▸ EXERCISE DIRECTIONS
Convert everything from the line that contains "I need the location" down to the line that contains "Text: Е: Е — [107, 233, 115, 247]" into a Markdown table with the columns Row, holding a running number, and Record Line, holding the line itself. Omit blank lines and the pictures.

▸ THE DATA
********

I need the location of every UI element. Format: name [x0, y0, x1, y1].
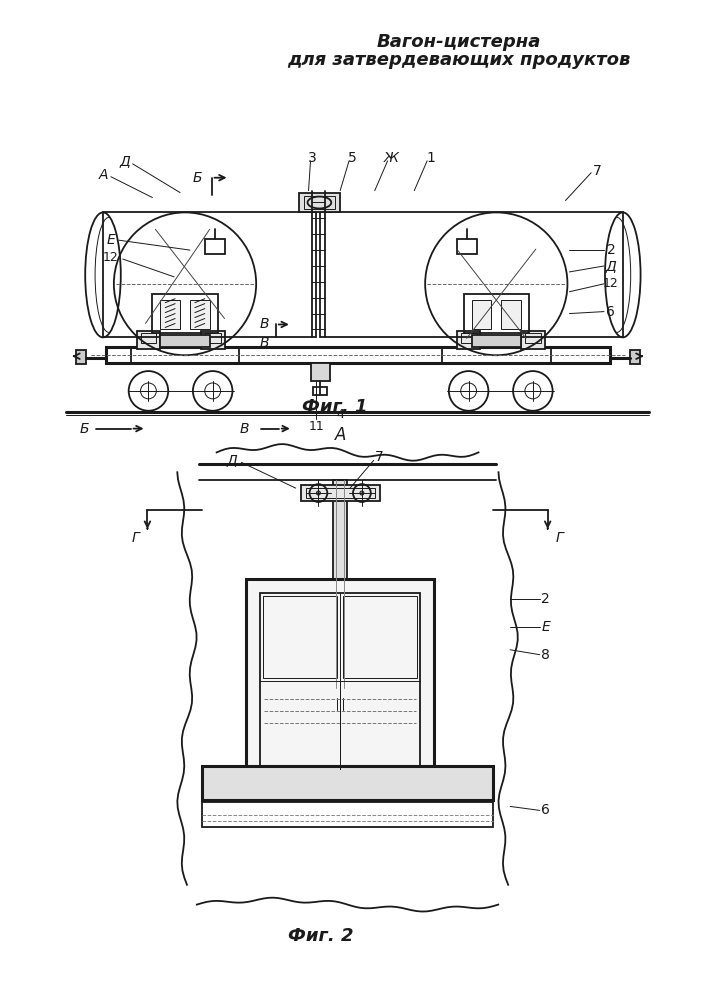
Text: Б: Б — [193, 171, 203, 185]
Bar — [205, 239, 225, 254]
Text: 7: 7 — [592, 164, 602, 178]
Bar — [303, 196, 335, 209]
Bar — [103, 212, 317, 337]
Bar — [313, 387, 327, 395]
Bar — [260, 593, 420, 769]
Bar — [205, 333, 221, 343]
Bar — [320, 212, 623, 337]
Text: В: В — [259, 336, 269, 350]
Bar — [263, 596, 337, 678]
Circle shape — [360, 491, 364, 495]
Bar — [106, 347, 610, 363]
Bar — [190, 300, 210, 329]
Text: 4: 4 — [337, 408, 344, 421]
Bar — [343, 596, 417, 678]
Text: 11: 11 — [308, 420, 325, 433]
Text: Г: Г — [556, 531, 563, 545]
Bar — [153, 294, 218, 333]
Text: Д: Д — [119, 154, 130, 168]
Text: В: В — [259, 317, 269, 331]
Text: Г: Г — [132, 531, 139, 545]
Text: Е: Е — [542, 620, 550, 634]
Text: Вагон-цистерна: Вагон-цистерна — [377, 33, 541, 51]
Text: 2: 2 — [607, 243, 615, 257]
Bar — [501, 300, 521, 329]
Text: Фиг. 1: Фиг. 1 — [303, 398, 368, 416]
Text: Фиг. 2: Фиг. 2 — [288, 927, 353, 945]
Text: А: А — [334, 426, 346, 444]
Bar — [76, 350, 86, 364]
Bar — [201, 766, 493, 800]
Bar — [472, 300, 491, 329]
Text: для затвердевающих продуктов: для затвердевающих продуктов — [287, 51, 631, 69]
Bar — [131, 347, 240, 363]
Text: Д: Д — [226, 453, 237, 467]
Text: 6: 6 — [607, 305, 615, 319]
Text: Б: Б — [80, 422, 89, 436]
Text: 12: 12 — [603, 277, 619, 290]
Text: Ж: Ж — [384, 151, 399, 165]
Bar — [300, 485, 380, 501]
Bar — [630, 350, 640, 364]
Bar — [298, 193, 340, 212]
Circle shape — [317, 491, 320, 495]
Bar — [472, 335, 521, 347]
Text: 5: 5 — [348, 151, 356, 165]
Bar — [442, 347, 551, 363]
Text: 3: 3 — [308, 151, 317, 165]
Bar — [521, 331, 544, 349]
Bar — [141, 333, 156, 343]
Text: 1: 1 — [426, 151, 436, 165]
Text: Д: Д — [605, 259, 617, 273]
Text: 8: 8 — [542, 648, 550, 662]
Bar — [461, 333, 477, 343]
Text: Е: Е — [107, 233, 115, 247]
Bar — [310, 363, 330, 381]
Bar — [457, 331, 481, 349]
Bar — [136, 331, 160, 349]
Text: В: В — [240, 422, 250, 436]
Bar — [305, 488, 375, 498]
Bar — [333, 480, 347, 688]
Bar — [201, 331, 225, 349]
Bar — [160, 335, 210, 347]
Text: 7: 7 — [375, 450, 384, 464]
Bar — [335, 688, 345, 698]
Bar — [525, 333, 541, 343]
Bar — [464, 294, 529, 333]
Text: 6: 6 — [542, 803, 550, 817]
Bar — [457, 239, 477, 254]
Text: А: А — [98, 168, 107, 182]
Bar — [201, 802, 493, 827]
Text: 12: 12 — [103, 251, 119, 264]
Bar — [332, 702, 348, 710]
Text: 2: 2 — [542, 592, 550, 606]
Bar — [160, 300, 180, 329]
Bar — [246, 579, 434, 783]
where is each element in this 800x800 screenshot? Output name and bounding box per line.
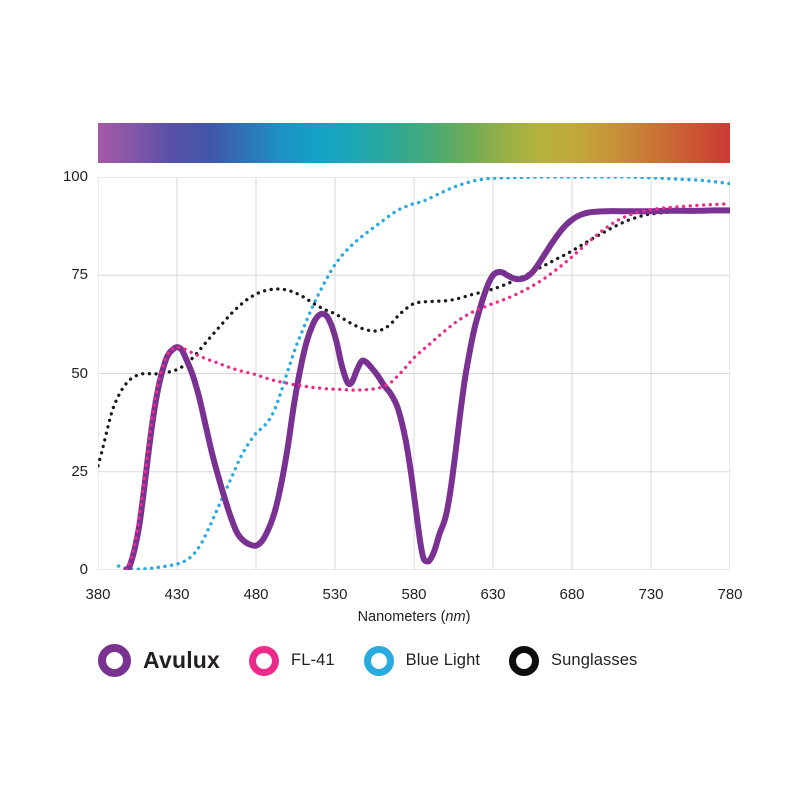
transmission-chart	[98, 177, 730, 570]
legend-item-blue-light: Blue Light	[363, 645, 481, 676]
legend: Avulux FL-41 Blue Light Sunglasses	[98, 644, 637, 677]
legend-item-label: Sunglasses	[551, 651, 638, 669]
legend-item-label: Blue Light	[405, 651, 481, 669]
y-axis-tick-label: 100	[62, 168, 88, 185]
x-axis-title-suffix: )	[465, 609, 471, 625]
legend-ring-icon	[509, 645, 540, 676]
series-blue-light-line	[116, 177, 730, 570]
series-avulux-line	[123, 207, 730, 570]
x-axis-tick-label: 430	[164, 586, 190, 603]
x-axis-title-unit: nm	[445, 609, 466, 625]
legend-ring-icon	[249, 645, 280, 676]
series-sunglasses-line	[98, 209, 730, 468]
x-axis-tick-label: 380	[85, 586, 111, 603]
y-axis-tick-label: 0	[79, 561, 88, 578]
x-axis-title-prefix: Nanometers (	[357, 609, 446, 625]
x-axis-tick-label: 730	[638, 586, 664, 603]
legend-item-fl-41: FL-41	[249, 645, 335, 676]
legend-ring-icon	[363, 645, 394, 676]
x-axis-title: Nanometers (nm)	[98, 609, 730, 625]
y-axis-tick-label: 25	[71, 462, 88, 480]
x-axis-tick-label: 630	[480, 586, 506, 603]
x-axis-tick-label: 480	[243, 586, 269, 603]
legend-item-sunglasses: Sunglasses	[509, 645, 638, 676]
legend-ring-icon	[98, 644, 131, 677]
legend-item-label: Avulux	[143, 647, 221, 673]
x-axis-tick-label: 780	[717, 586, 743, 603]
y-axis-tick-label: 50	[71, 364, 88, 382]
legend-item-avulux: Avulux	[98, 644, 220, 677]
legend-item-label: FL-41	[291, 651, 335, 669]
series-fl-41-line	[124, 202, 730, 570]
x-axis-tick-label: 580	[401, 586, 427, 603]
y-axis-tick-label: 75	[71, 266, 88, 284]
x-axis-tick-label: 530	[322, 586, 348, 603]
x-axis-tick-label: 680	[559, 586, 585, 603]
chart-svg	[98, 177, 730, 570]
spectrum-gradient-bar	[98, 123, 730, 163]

********

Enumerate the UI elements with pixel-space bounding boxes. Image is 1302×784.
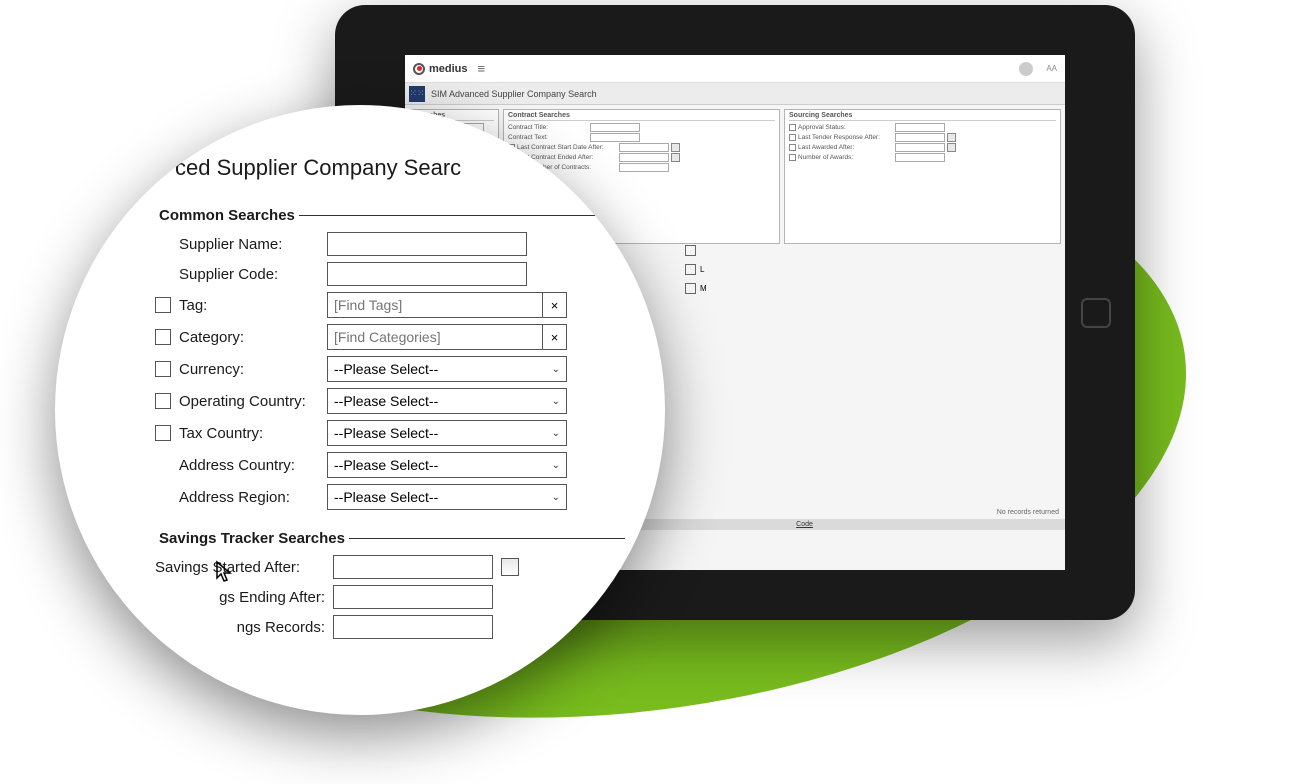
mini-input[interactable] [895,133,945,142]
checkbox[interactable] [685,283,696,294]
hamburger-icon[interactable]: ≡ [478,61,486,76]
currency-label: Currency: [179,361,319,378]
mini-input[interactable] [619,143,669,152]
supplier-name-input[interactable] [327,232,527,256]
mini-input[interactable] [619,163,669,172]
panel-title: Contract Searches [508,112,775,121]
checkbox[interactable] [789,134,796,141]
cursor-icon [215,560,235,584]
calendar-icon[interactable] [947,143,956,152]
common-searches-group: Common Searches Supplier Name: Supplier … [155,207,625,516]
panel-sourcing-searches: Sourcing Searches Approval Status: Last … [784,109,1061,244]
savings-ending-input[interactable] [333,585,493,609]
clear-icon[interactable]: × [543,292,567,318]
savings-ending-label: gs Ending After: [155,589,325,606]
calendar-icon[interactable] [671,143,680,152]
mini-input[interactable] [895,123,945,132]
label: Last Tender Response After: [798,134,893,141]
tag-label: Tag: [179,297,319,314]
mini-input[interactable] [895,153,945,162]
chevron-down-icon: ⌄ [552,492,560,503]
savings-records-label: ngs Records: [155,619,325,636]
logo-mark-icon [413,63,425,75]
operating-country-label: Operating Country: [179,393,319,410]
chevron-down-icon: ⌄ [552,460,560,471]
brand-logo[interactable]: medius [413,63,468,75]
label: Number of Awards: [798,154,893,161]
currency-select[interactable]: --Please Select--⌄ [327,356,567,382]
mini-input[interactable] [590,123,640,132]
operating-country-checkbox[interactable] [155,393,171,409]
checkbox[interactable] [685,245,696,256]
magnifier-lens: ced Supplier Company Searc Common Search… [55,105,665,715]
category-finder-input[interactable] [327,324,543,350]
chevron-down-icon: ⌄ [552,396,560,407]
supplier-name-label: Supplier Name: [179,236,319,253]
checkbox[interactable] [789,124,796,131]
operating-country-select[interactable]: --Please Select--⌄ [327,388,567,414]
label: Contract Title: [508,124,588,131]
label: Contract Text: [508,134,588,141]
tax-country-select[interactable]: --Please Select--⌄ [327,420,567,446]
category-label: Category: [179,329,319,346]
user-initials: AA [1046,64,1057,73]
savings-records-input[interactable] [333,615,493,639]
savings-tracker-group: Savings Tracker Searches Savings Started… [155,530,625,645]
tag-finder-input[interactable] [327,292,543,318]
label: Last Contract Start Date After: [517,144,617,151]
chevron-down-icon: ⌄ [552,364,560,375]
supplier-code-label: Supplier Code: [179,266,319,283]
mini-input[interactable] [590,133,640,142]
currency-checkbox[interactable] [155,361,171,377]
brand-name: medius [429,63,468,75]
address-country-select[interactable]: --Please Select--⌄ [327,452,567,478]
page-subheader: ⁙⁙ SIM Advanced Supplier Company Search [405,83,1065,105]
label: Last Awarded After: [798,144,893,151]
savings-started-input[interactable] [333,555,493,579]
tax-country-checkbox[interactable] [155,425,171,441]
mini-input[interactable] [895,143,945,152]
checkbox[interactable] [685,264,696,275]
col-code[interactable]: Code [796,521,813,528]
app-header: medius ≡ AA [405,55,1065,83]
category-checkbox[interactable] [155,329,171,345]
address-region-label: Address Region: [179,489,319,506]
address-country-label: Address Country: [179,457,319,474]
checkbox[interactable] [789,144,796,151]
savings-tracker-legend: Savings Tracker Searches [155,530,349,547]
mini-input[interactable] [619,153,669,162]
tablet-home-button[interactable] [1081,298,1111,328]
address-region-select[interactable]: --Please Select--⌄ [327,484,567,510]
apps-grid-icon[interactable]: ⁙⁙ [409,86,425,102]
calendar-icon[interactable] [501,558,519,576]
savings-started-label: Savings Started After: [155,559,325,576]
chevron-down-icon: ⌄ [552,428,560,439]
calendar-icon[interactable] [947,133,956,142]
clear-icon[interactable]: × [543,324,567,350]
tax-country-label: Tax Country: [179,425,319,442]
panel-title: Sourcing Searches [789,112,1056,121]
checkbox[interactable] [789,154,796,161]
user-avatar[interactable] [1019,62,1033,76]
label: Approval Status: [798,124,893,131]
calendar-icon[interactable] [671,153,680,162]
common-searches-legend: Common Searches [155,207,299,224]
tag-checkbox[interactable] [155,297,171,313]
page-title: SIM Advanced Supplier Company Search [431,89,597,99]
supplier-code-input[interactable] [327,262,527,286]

********

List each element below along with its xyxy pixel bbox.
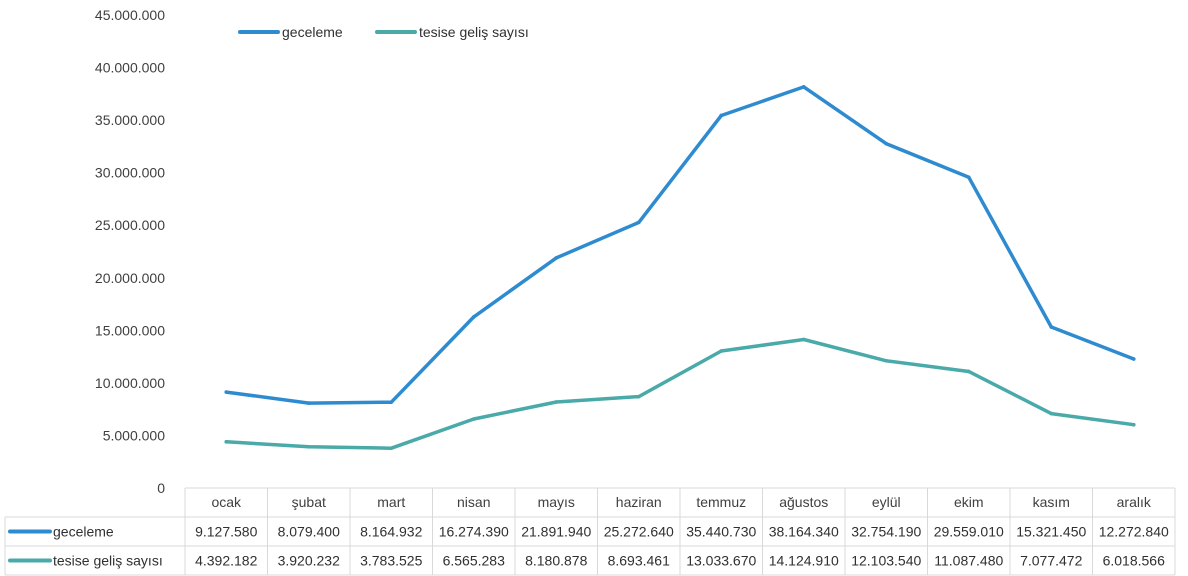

********

▸ WRITTEN SOLUTION
| Row | Record Line |
|---|---|
| 1 | I need the location of every UI element. Format: name [x0, y0, x1, y1]. |
| 2 | Text: Б: Б — [193, 171, 203, 185] |
| 3 | Bar — [205, 239, 225, 254] |
| 4 | Text: 7: 7 — [592, 164, 602, 178] |
| 5 | Bar — [303, 196, 335, 209] |
| 6 | Bar — [103, 212, 317, 337] |
| 7 | Bar — [313, 387, 327, 395] |
| 8 | Bar — [260, 593, 420, 769] |
| 9 | Bar — [205, 333, 221, 343] |
| 10 | Bar — [320, 212, 623, 337] |
| 11 | Text: В: В — [259, 336, 269, 350] |
| 12 | Bar — [263, 596, 337, 678] |
| 13 | Circle shape — [360, 491, 364, 495] |
| 14 | Bar — [106, 347, 610, 363] |
| 15 | Bar — [190, 300, 210, 329] |
| 16 | Text: 4: 4 — [337, 408, 344, 421] |
| 17 | Bar — [343, 596, 417, 678] |
| 18 | Text: 11: 11 — [308, 420, 325, 433] |
| 19 | Text: Г: Г — [556, 531, 563, 545] |
| 20 | Bar — [153, 294, 218, 333] |
| 21 | Text: Д: Д — [119, 154, 130, 168] |
| 22 | Text: В: В — [259, 317, 269, 331] |
| 23 | Text: Г: Г — [132, 531, 139, 545] |
| 24 | Text: Е: Е — [542, 620, 550, 634] |
| 25 | Text: Вагон-цистерна: Вагон-цистерна — [377, 33, 541, 51] |
| 26 | Text: 2: 2 — [607, 243, 615, 257] |
| 27 | Bar — [501, 300, 521, 329] |
| 28 | Text: Фиг. 1: Фиг. 1 — [303, 398, 368, 416] |
| 29 | Text: Фиг. 2: Фиг. 2 — [288, 927, 353, 945] |
| 30 | Text: А: А — [334, 426, 346, 444] |
| 31 | Bar — [76, 350, 86, 364] |
| 32 | Bar — [201, 766, 493, 800] |
| 33 | Bar — [472, 300, 491, 329] |
| 34 | Text: для затвердевающих продуктов: для затвердевающих продуктов — [287, 51, 631, 69] |
| 35 | Bar — [131, 347, 240, 363] |
| 36 | Text: Д: Д — [226, 453, 237, 467] |
| 37 | Text: 6: 6 — [607, 305, 615, 319] |
| 38 | Text: Б: Б — [80, 422, 89, 436] |
| 39 | Text: 12: 12 — [603, 277, 619, 290] |
| 40 | Text: Ж: Ж — [384, 151, 399, 165] |
| 41 | Bar — [300, 485, 380, 501] |
| 42 | Bar — [630, 350, 640, 364] |
| 43 | Bar — [298, 193, 340, 212] |
| 44 | Circle shape — [317, 491, 320, 495] |
| 45 | Bar — [472, 335, 521, 347] |
| 46 | Text: 5: 5 — [348, 151, 356, 165] |
| 47 | Bar — [442, 347, 551, 363] |
| 48 | Text: 3: 3 — [308, 151, 317, 165] |
| 49 | Bar — [521, 331, 544, 349] |
| 50 | Bar — [141, 333, 156, 343] |
| 51 | Text: 1: 1 — [426, 151, 436, 165] |
| 52 | Text: Д: Д — [605, 259, 617, 273] |
| 53 | Text: 8: 8 — [542, 648, 550, 662] |
| 54 | Bar — [461, 333, 477, 343] |
| 55 | Text: Е: Е — [107, 233, 115, 247] |